= EXERCISE BRIEF =
Check every line of the entries below for the word "text", and copy the ones that have it.

= DATA FOR THIS TASK =
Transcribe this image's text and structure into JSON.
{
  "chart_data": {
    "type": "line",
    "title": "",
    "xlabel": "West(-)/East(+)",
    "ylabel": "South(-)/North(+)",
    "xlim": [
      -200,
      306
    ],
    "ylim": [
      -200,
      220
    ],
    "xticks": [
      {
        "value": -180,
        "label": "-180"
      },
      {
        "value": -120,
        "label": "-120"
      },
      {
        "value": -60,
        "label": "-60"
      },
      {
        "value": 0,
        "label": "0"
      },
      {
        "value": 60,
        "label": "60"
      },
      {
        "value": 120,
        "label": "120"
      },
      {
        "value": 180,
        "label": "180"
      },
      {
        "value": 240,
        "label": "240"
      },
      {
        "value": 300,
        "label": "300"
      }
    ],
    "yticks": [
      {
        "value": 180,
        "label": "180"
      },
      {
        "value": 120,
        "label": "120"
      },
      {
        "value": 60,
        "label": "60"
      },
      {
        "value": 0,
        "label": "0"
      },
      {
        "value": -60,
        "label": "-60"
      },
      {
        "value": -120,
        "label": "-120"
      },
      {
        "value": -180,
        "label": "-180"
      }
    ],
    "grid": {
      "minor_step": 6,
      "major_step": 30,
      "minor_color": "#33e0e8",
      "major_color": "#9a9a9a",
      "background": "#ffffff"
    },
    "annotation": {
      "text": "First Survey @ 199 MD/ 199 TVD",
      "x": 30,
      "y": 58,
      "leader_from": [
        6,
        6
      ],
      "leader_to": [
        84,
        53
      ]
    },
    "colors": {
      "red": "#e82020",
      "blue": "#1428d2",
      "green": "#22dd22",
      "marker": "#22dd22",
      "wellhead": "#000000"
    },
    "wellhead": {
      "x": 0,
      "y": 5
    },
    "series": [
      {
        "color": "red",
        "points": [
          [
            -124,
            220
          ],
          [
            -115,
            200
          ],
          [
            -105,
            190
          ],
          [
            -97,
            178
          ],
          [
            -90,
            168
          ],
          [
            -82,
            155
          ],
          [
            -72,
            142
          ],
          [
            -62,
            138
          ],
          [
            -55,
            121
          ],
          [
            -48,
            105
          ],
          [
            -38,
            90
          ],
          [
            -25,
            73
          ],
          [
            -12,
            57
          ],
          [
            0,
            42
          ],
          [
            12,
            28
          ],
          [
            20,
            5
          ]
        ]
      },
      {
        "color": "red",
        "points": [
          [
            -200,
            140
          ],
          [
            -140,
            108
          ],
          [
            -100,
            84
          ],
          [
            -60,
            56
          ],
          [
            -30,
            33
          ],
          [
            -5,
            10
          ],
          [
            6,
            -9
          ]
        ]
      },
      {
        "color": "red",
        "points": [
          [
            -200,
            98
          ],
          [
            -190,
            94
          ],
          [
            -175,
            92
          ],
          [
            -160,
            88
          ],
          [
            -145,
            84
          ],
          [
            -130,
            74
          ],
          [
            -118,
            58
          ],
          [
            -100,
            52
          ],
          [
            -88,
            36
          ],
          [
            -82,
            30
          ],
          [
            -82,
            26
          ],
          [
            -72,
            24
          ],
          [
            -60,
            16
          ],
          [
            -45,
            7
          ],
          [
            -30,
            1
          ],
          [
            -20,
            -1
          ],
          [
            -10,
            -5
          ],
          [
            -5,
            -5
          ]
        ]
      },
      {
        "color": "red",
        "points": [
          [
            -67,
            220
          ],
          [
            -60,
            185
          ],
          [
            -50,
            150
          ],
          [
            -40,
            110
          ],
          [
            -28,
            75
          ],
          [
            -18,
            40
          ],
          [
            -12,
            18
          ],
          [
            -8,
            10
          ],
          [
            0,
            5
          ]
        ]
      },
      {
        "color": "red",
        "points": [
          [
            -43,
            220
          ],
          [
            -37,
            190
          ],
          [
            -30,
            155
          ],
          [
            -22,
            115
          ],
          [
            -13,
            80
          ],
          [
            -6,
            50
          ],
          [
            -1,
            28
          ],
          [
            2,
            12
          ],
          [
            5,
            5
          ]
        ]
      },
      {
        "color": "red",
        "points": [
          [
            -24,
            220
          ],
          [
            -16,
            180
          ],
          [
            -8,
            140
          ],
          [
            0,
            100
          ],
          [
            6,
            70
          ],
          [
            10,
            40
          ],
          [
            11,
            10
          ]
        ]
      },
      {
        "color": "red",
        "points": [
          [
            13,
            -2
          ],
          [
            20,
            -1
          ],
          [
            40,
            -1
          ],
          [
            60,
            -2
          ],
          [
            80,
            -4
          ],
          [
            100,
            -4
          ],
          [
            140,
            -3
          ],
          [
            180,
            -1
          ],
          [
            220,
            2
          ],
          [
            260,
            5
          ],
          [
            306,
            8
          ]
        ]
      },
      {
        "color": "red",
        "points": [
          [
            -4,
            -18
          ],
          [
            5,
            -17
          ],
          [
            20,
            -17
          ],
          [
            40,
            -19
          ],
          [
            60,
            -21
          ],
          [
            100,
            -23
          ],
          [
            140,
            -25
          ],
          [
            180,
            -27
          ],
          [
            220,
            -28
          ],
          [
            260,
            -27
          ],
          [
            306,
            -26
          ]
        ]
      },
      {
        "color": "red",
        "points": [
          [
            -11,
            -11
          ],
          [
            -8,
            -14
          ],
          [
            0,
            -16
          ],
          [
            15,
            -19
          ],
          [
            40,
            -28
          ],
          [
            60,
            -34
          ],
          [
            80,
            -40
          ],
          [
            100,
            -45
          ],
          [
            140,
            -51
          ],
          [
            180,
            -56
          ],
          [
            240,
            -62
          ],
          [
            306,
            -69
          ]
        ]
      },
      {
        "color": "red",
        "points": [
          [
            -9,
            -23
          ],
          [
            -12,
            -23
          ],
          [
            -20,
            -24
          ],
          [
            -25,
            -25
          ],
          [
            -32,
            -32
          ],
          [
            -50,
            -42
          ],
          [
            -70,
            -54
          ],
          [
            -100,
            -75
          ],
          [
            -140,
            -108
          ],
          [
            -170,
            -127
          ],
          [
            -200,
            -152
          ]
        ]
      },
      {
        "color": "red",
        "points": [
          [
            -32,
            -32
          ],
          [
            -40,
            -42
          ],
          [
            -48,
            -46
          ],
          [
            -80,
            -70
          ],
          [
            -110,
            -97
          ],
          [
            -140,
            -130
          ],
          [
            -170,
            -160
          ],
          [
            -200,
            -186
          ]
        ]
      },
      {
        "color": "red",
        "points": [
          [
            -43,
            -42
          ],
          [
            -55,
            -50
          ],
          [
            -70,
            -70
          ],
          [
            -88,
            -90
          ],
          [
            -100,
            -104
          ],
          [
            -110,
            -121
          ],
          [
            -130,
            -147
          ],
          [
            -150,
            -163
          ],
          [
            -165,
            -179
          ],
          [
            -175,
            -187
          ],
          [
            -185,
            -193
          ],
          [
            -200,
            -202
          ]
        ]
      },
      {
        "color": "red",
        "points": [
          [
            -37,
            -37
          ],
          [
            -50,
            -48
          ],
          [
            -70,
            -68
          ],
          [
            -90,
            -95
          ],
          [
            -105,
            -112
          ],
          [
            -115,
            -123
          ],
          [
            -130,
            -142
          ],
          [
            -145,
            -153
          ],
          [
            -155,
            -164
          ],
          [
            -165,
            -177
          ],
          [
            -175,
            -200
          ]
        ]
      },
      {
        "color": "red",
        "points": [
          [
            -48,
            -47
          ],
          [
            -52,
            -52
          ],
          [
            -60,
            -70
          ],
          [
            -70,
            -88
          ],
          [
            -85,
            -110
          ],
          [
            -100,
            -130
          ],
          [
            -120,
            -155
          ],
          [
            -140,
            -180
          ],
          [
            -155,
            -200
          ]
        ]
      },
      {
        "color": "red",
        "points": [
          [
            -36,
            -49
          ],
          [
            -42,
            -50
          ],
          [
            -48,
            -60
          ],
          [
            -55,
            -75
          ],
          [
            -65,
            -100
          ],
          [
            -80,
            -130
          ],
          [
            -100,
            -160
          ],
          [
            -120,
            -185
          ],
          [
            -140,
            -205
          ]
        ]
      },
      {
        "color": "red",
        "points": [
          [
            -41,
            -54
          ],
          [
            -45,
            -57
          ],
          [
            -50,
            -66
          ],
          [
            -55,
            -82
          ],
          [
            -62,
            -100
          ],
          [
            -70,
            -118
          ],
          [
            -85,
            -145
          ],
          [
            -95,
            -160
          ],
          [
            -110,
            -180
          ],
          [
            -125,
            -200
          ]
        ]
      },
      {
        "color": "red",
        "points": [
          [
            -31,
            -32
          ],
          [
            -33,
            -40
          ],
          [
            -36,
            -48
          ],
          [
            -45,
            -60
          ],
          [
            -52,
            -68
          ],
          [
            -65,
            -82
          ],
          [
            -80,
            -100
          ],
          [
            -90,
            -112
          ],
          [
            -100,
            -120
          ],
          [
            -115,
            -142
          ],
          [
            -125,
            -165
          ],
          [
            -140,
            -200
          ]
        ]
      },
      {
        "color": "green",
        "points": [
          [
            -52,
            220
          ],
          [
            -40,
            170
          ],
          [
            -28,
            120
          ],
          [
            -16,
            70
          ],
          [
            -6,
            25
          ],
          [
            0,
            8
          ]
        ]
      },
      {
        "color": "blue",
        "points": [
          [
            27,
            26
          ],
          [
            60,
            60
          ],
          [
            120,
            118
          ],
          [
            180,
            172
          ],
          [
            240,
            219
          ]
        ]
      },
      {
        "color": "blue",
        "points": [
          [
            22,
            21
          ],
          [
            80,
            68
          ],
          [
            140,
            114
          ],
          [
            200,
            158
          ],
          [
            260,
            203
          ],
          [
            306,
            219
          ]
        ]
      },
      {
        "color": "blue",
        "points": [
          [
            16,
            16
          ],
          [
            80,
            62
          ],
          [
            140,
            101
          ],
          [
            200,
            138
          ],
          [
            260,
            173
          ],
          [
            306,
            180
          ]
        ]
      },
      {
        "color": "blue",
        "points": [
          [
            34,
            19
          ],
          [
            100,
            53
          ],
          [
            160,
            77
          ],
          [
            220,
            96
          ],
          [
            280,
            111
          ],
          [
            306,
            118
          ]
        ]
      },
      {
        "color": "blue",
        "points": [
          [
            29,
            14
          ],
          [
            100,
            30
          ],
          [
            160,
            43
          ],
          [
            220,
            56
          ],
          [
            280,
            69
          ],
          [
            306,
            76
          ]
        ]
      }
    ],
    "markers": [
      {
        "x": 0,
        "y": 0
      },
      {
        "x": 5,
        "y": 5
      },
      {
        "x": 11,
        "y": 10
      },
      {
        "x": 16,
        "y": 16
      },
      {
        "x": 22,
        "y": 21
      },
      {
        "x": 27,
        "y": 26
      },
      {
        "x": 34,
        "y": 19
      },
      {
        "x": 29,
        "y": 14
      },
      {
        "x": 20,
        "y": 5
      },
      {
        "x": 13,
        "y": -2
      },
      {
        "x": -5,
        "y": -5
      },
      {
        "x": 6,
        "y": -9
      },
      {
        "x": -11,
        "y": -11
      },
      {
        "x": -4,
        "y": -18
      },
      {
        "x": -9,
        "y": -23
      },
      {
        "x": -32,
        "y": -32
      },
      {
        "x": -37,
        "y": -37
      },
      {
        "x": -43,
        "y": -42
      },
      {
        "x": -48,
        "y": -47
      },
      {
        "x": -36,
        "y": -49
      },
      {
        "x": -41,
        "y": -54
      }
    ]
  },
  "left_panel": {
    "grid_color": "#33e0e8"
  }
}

= RESPONSE TO THIS TASK =
Transcribe this image's text and structure into JSON.
      "text": "First Survey @ 199 MD/ 199 TVD",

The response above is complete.